▸ 資料を探る:
a) 湯崎県政の抜粋本文から、「改めて4期16年の湯崎県政を振り返ります。」から「一方、まちづくりを巡っては苦渋の決断も迫られました。」までを、両端の語句も含めて一字も変えずに書き写してください。
b) 湯崎県政の抜粋本文に基づき、次の問いに答えよ。
(i) 湯崎知事が初当選したのは何歳のときか。
(ii) 観光キャンペーンで使われた自虐的キャッチフレーズは何か。
(iii) 広島市東区の新病院は何年度の開院を目指しているか。
c) 湯崎県政16年を振り返る抜粋本文の最後の文に続けて、その先を書き継げ。

───── 抜粋本文 ─────

改めて4期16年の湯崎県政を振り返ります。
《バンザイ》
2009年に44歳で初当選した湯崎知事。
1期目の2010年には第3子の誕生を受け、都道府県知事で初めて育児休暇を取得しました。
【湯崎英彦知事】
「子育てにやさしい社会へという方向に動いていったらいい」
就任当初から観光や産業振興に注力。
『おしい!広島県』という自虐的キャッチフレーズで展開した観光キャンペーンが功を奏し、2012年の広島県への観光客は過去最高を記録。
県産の農林水産物のブランド力を高めようと、2022年度にはプロジェクト「おいしい!広島」をスタートさせました。
一方、まちづくりを巡っては苦渋の決断も迫られました。
長年にわたり地域を分断してきた、福山市の鞆港の埋め立て架橋計画を巡っては、計画を撤回し山側トンネル案を採用。
【湯崎英彦知事】
「山側トンネルは、生活の利便性や安全の確保と景観保全等を両立させながら、すべての住民ニーズについて最もバランスよく満たすものと考えています」
【福山市・羽田皓市長(当時)】
「もう一度考え直していただきたい。県のやり方が間違えていたということやな」
トンネルは最初の計画から41年の時を経て、今年開通しました。
大型事業としては広島市東区への新病院建設を主導。
【湯崎英彦知事】
「県民の皆様が全国トップレベルの医療を受け続けることができるようにするということ」
県立広島病院など4つの医療機関が統合する新病院は、2030年度の開院を目指しています。
さらに、ベンチャー企業の経営者だった湯崎知事が就任直後から着手したのが組織改革。
「予算主義から成果主義への転換」を打ち出し、外部人材を積極的に活用。

───── 提供資料 ─────

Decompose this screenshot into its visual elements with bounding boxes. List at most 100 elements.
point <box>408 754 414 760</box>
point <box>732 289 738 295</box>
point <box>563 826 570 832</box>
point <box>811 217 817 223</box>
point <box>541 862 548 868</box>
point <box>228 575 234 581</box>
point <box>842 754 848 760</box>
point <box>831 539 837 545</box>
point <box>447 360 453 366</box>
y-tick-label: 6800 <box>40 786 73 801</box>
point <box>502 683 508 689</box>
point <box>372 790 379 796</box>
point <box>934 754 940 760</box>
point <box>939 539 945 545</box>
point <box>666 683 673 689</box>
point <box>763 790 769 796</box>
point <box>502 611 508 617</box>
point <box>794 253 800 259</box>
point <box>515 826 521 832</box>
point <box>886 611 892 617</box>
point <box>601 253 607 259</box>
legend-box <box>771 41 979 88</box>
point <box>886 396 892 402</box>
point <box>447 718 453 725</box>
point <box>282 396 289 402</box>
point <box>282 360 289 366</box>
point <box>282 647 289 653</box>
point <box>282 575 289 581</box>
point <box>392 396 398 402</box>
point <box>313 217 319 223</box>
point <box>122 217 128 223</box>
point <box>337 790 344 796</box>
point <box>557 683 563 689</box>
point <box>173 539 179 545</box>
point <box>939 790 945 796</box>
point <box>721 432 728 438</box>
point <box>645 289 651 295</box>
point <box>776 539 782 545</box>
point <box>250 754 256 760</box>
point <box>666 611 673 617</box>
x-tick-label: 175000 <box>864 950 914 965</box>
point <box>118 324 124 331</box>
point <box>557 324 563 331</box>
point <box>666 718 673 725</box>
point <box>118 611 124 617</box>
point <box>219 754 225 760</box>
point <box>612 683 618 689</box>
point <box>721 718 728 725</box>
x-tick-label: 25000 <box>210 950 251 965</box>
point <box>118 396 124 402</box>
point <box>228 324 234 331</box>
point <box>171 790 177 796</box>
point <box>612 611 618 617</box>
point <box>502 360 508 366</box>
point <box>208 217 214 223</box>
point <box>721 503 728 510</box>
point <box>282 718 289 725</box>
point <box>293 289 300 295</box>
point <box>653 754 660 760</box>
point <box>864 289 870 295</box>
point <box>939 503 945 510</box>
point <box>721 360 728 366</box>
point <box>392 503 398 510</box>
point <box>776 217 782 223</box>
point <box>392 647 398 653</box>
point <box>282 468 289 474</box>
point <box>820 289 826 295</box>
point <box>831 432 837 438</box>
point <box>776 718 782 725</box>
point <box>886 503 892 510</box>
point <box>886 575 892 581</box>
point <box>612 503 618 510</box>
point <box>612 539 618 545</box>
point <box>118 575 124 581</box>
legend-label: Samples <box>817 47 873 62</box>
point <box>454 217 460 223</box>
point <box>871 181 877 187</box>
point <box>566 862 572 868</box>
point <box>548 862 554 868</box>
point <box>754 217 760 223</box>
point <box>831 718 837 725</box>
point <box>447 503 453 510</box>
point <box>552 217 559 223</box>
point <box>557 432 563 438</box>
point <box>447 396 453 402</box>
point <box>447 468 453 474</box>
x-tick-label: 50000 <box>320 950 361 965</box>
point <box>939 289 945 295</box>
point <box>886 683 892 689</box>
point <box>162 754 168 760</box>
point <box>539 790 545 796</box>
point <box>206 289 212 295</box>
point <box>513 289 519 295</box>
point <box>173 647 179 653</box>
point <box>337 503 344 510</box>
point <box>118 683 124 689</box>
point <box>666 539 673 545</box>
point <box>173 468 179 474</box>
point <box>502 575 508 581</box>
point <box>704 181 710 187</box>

─────

▸ あなたの解答:
a)
改めて4期16年の湯崎県政を振り返ります。
《バンザイ》
2009年に44歳で初当選した湯崎知事。
1期目の2010年には第3子の誕生を受け、都道府県知事で初めて育児休暇を取得しました。
【湯崎英彦知事】
「子育てにやさしい社会へという方向に動いていったらいい」
就任当初から観光や産業振興に注力。
『おしい!広島県』という自虐的キャッチフレーズで展開した観光キャンペーンが功を奏し、2012年の広島県への観光客は過去最高を記録。
県産の農林水産物のブランド力を高めようと、2022年度にはプロジェクト「おいしい!広島」をスタートさせました。
一方、まちづくりを巡っては苦渋の決断も迫られました。

b)
(i) 44歳
(ii) 『おしい!広島県』
(iii) 2030年度

c)
一方で、民間出身者として初の教育長に就任した平川理恵氏の起用は、県民の批判を招く事態に。
NPO法人との契約で官製談合防止法違反と指摘され、職員が罰金刑を受けました。
【湯崎英彦知事】
「強いリーダーシップをもって進めなければなかなか進まないということもあるので、そういったところが副作用として出てきたのかなと」
ことし4月には、県の土木建築局で虚偽の公文書作成問題が発覚。
組織的な関与が疑われる中、県議会などからは多選の弊害を指摘する声も上がっていました。
また、湯崎知事が推し進めたのが平和行政。
ことしの平和記念式典では、「核抑止論」をフィクションと断じました。
【湯崎英彦知事】
「国守りて山河なし。もし、核による抑止が歴史が証明するようにいつか破られて核戦争になれば、地球も再生不能な惨禍に見舞われます」
5期目を目指すのではないかとの憶測も出る中…
【湯崎英彦知事】
「11月に終わる任期をもって広島県知事を退任する」
今期限りでの退任を表明。
知事選では、自らが立候補を打診したという元副知事の横田美香氏を支援し、初当選へと導きました。